WORK TO BE COMPLETED:
Set the listing down again exactly, please, apart from its pictures.
··········
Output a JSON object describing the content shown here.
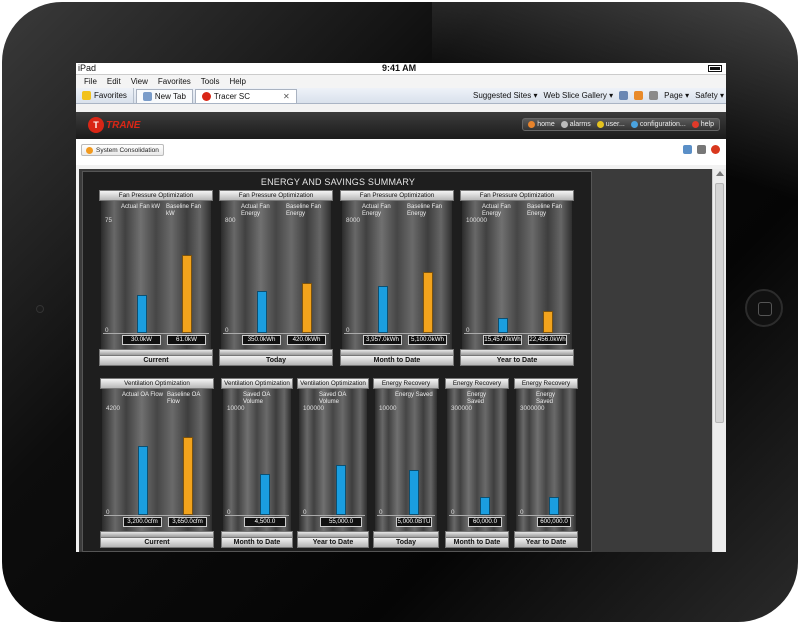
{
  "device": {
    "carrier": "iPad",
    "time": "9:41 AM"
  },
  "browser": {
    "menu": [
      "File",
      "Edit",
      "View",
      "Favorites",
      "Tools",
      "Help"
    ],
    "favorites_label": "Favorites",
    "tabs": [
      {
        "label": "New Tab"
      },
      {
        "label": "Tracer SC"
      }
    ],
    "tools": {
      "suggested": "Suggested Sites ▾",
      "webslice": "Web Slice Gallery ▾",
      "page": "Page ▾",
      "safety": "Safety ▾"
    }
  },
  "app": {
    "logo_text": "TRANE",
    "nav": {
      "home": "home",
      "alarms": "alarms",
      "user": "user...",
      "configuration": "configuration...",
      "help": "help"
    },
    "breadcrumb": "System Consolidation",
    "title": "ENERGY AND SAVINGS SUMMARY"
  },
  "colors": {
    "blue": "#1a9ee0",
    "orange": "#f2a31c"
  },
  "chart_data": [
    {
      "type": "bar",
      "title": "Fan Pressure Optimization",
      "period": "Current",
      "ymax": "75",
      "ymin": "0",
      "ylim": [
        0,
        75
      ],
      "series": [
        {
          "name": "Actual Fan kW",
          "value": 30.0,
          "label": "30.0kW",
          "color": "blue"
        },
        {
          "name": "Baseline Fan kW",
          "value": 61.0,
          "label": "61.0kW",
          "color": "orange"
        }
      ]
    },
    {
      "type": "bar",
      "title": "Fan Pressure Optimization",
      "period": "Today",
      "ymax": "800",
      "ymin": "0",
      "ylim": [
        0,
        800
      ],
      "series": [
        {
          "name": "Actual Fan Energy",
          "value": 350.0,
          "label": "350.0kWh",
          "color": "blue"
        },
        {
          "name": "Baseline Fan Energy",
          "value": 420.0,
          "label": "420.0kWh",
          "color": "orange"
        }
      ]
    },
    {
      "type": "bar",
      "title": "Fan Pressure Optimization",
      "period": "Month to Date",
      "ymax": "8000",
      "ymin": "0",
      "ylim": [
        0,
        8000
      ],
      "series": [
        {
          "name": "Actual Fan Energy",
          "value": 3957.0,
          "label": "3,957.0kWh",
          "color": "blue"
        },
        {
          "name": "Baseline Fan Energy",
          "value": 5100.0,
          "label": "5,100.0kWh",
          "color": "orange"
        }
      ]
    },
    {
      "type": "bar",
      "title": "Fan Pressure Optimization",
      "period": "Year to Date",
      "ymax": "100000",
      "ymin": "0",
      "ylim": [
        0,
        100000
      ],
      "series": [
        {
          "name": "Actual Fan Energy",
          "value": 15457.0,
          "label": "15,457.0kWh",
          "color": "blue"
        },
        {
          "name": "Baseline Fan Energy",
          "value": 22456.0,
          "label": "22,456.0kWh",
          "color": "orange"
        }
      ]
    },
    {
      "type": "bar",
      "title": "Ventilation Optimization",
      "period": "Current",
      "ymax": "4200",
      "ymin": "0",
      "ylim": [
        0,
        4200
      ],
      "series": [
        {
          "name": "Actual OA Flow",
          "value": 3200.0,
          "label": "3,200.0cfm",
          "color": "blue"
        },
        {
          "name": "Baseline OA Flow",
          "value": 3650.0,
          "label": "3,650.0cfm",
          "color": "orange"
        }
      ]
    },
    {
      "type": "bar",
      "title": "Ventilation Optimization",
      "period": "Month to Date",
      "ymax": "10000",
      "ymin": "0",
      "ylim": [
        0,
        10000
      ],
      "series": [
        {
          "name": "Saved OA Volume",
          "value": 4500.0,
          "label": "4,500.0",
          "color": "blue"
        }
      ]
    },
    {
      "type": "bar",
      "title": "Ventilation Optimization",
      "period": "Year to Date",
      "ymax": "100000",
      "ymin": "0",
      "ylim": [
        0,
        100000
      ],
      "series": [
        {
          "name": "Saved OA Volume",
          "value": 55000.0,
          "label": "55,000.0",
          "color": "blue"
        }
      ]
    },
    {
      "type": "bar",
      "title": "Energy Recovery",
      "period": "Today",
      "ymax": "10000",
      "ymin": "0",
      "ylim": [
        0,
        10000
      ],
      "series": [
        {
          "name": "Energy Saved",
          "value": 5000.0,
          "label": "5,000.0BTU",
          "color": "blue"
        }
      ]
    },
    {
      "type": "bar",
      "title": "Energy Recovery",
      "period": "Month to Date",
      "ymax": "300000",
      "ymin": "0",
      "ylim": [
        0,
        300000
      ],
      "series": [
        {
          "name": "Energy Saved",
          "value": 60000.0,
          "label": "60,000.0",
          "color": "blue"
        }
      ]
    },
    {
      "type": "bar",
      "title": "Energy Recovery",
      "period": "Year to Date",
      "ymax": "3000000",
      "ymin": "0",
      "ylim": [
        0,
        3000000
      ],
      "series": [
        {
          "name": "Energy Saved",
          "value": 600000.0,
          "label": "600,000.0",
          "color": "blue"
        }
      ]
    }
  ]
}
··········
ANSWER FOR THIS EXERCISE:
Output a JSON object describing the content shown here.
{
  "device": {
    "carrier": "iPad",
    "time": "9:41 AM"
  },
  "browser": {
    "menu": [
      "File",
      "Edit",
      "View",
      "Favorites",
      "Tools",
      "Help"
    ],
    "favorites_label": "Favorites",
    "tabs": [
      {
        "label": "New Tab"
      },
      {
        "label": "Tracer SC"
      }
    ],
    "tools": {
      "suggested": "Suggested Sites ▾",
      "webslice": "Web Slice Gallery ▾",
      "page": "Page ▾",
      "safety": "Safety ▾"
    }
  },
  "app": {
    "logo_text": "TRANE",
    "nav": {
      "home": "home",
      "alarms": "alarms",
      "user": "user...",
      "configuration": "configuration...",
      "help": "help"
    },
    "breadcrumb": "System Consolidation",
    "title": "ENERGY AND SAVINGS SUMMARY"
  },
  "colors": {
    "blue": "#1a9ee0",
    "orange": "#f2a31c"
  },
  "chart_data": [
    {
      "type": "bar",
      "title": "Fan Pressure Optimization",
      "period": "Current",
      "ymax": "75",
      "ymin": "0",
      "ylim": [
        0,
        75
      ],
      "series": [
        {
          "name": "Actual Fan kW",
          "value": 30.0,
          "label": "30.0kW",
          "color": "blue"
        },
        {
          "name": "Baseline Fan kW",
          "value": 61.0,
          "label": "61.0kW",
          "color": "orange"
        }
      ]
    },
    {
      "type": "bar",
      "title": "Fan Pressure Optimization",
      "period": "Today",
      "ymax": "800",
      "ymin": "0",
      "ylim": [
        0,
        800
      ],
      "series": [
        {
          "name": "Actual Fan Energy",
          "value": 350.0,
          "label": "350.0kWh",
          "color": "blue"
        },
        {
          "name": "Baseline Fan Energy",
          "value": 420.0,
          "label": "420.0kWh",
          "color": "orange"
        }
      ]
    },
    {
      "type": "bar",
      "title": "Fan Pressure Optimization",
      "period": "Month to Date",
      "ymax": "8000",
      "ymin": "0",
      "ylim": [
        0,
        8000
      ],
      "series": [
        {
          "name": "Actual Fan Energy",
          "value": 3957.0,
          "label": "3,957.0kWh",
          "color": "blue"
        },
        {
          "name": "Baseline Fan Energy",
          "value": 5100.0,
          "label": "5,100.0kWh",
          "color": "orange"
        }
      ]
    },
    {
      "type": "bar",
      "title": "Fan Pressure Optimization",
      "period": "Year to Date",
      "ymax": "100000",
      "ymin": "0",
      "ylim": [
        0,
        100000
      ],
      "series": [
        {
          "name": "Actual Fan Energy",
          "value": 15457.0,
          "label": "15,457.0kWh",
          "color": "blue"
        },
        {
          "name": "Baseline Fan Energy",
          "value": 22456.0,
          "label": "22,456.0kWh",
          "color": "orange"
        }
      ]
    },
    {
      "type": "bar",
      "title": "Ventilation Optimization",
      "period": "Current",
      "ymax": "4200",
      "ymin": "0",
      "ylim": [
        0,
        4200
      ],
      "series": [
        {
          "name": "Actual OA Flow",
          "value": 3200.0,
          "label": "3,200.0cfm",
          "color": "blue"
        },
        {
          "name": "Baseline OA Flow",
          "value": 3650.0,
          "label": "3,650.0cfm",
          "color": "orange"
        }
      ]
    },
    {
      "type": "bar",
      "title": "Ventilation Optimization",
      "period": "Month to Date",
      "ymax": "10000",
      "ymin": "0",
      "ylim": [
        0,
        10000
      ],
      "series": [
        {
          "name": "Saved OA Volume",
          "value": 4500.0,
          "label": "4,500.0",
          "color": "blue"
        }
      ]
    },
    {
      "type": "bar",
      "title": "Ventilation Optimization",
      "period": "Year to Date",
      "ymax": "100000",
      "ymin": "0",
      "ylim": [
        0,
        100000
      ],
      "series": [
        {
          "name": "Saved OA Volume",
          "value": 55000.0,
          "label": "55,000.0",
          "color": "blue"
        }
      ]
    },
    {
      "type": "bar",
      "title": "Energy Recovery",
      "period": "Today",
      "ymax": "10000",
      "ymin": "0",
      "ylim": [
        0,
        10000
      ],
      "series": [
        {
          "name": "Energy Saved",
          "value": 5000.0,
          "label": "5,000.0BTU",
          "color": "blue"
        }
      ]
    },
    {
      "type": "bar",
      "title": "Energy Recovery",
      "period": "Month to Date",
      "ymax": "300000",
      "ymin": "0",
      "ylim": [
        0,
        300000
      ],
      "series": [
        {
          "name": "Energy Saved",
          "value": 60000.0,
          "label": "60,000.0",
          "color": "blue"
        }
      ]
    },
    {
      "type": "bar",
      "title": "Energy Recovery",
      "period": "Year to Date",
      "ymax": "3000000",
      "ymin": "0",
      "ylim": [
        0,
        3000000
      ],
      "series": [
        {
          "name": "Energy Saved",
          "value": 600000.0,
          "label": "600,000.0",
          "color": "blue"
        }
      ]
    }
  ]
}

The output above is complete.